Exercise objective:
Please transcribe the data that follows exactly as given, leaving out every picture.

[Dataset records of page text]
---------------

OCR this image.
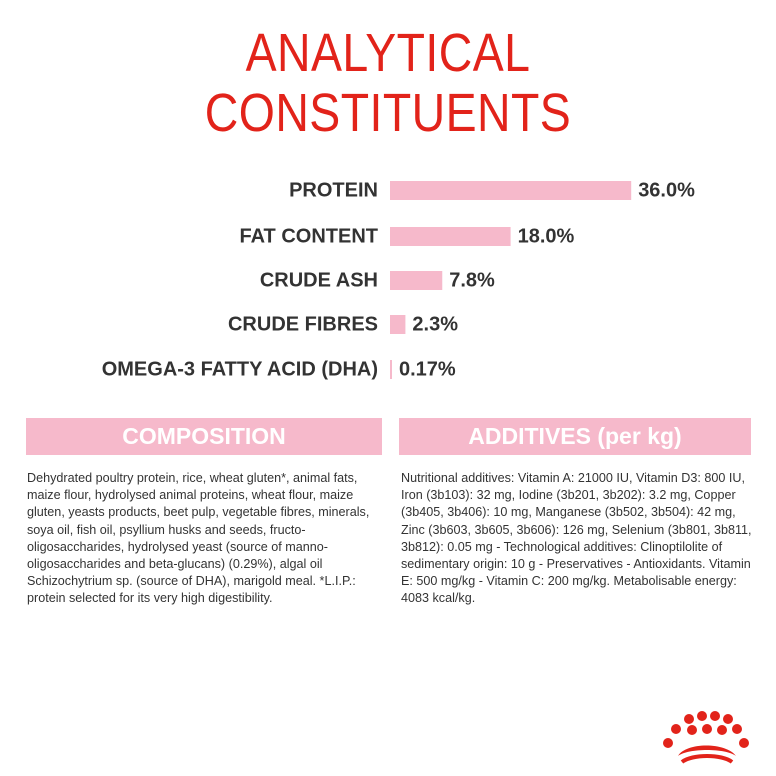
ANALYTICAL
CONSTITUENTS
PROTEIN	36.0%
FAT CONTENT	18.0%
CRUDE ASH	7.8%
CRUDE FIBRES 2.3%
OMEGA-3 FATTY ACID (DHA) 0.17%
COMPOSITION	ADDITIVES (per kg)

Dehydrated poultry protein, rice, wheat gluten*, animal fats, maize flour, hydrolysed animal proteins, wheat flour, maize gluten, yeasts products, beet pulp, vegetable fibres, minerals, soya oil, fish oil, psyllium husks and seeds, fructo-oligosaccharides, hydrolysed yeast (source of manno-oligosaccharides and beta-glucans) (0.29%), algal oil Schizochytrium sp. (source of DHA), marigold meal. *L.I.P.: protein selected for its very high digestibility.

Nutritional additives: Vitamin A: 21000 IU, Vitamin D3: 800 IU, Iron (3b103): 32 mg, Iodine (3b201, 3b202): 3.2 mg, Copper (3b405, 3b406): 10 mg, Manganese (3b502, 3b504): 42 mg, Zinc (3b603, 3b605, 3b606): 126 mg, Selenium (3b801, 3b811, 3b812): 0.05 mg - Technological additives: Clinoptilolite of sedimentary origin: 10 g - Preservatives - Antioxidants. Vitamin E: 500 mg/kg - Vitamin C: 200 mg/kg. Metabolisable energy: 4083 kcal/kg.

---------------

Response area:
OCR this image.
ANALYTICAL
CONSTITUENTS
PROTEIN	36.0%
FAT CONTENT	18.0%
CRUDE ASH	7.8%
CRUDE FIBRES 2.3%
OMEGA-3 FATTY ACID (DHA) 0.17%
COMPOSITION	ADDITIVES (per kg)

Dehydrated poultry protein, rice, wheat gluten*, animal fats, maize flour, hydrolysed animal proteins, wheat flour, maize gluten, yeasts products, beet pulp, vegetable fibres, minerals, soya oil, fish oil, psyllium husks and seeds, fructo-oligosaccharides, hydrolysed yeast (source of manno-oligosaccharides and beta-glucans) (0.29%), algal oil Schizochytrium sp. (source of DHA), marigold meal. *L.I.P.: protein selected for its very high digestibility.

Nutritional additives: Vitamin A: 21000 IU, Vitamin D3: 800 IU, Iron (3b103): 32 mg, Iodine (3b201, 3b202): 3.2 mg, Copper (3b405, 3b406): 10 mg, Manganese (3b502, 3b504): 42 mg, Zinc (3b603, 3b605, 3b606): 126 mg, Selenium (3b801, 3b811, 3b812): 0.05 mg - Technological additives: Clinoptilolite of sedimentary origin: 10 g - Preservatives - Antioxidants. Vitamin E: 500 mg/kg - Vitamin C: 200 mg/kg. Metabolisable energy: 4083 kcal/kg.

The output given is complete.